══ INPUT ROWS

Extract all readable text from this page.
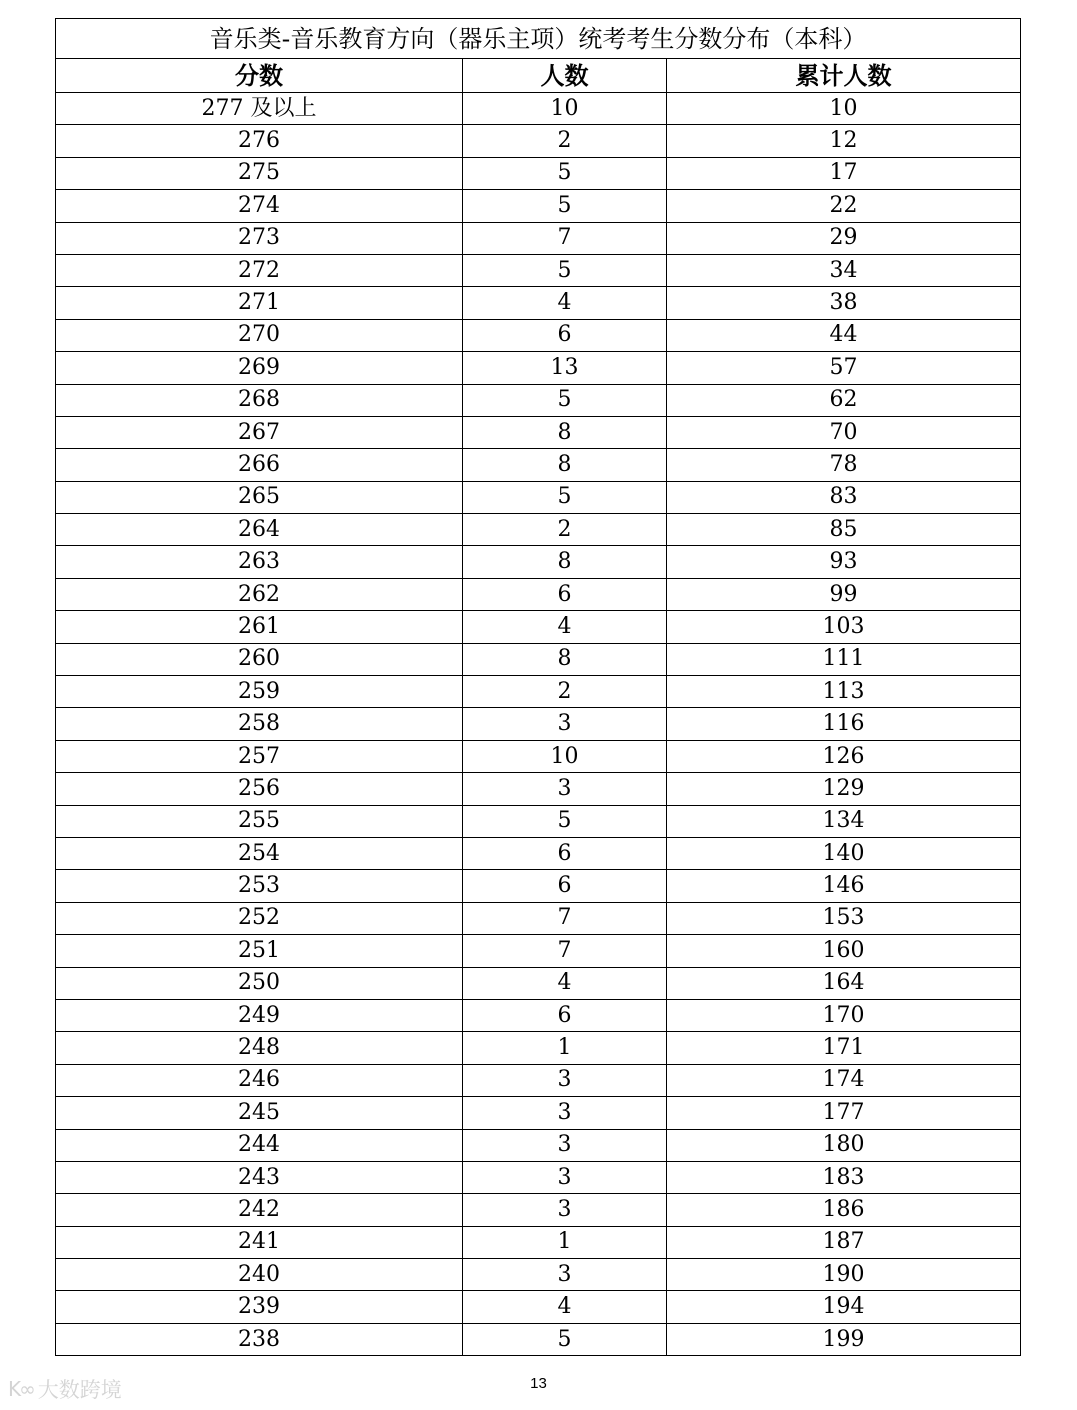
音乐类-音乐教育方向（器乐主项）统考考生分数分布（本科）		
分数	人数	累计人数
277 及以上	10	10
276	2	12
275	5	17
274	5	22
273	7	29
272	5	34
271	4	38
270	6	44
269	13	57
268	5	62
267	8	70
266	8	78
265	5	83
264	2	85
263	8	93
262	6	99
261	4	103
260	8	111
259	2	113
258	3	116
257	10	126
256	3	129
255	5	134
254	6	140
253	6	146
252	7	153
251	7	160
250	4	164
249	6	170
248	1	171
246	3	174
245	3	177
244	3	180
243	3	183
242	3	186
241	1	187
240	3	190
239	4	194
238	5	199
13
K∞ 大数跨境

════

**BRIEF**
Leave out the pictures and give the rest of the records again exactly.

**THE ANSWER**
Extract all readable text from this page.
音乐类-音乐教育方向（器乐主项）统考考生分数分布（本科）		
分数	人数	累计人数
277 及以上	10	10
276	2	12
275	5	17
274	5	22
273	7	29
272	5	34
271	4	38
270	6	44
269	13	57
268	5	62
267	8	70
266	8	78
265	5	83
264	2	85
263	8	93
262	6	99
261	4	103
260	8	111
259	2	113
258	3	116
257	10	126
256	3	129
255	5	134
254	6	140
253	6	146
252	7	153
251	7	160
250	4	164
249	6	170
248	1	171
246	3	174
245	3	177
244	3	180
243	3	183
242	3	186
241	1	187
240	3	190
239	4	194
238	5	199
13
K∞ 大数跨境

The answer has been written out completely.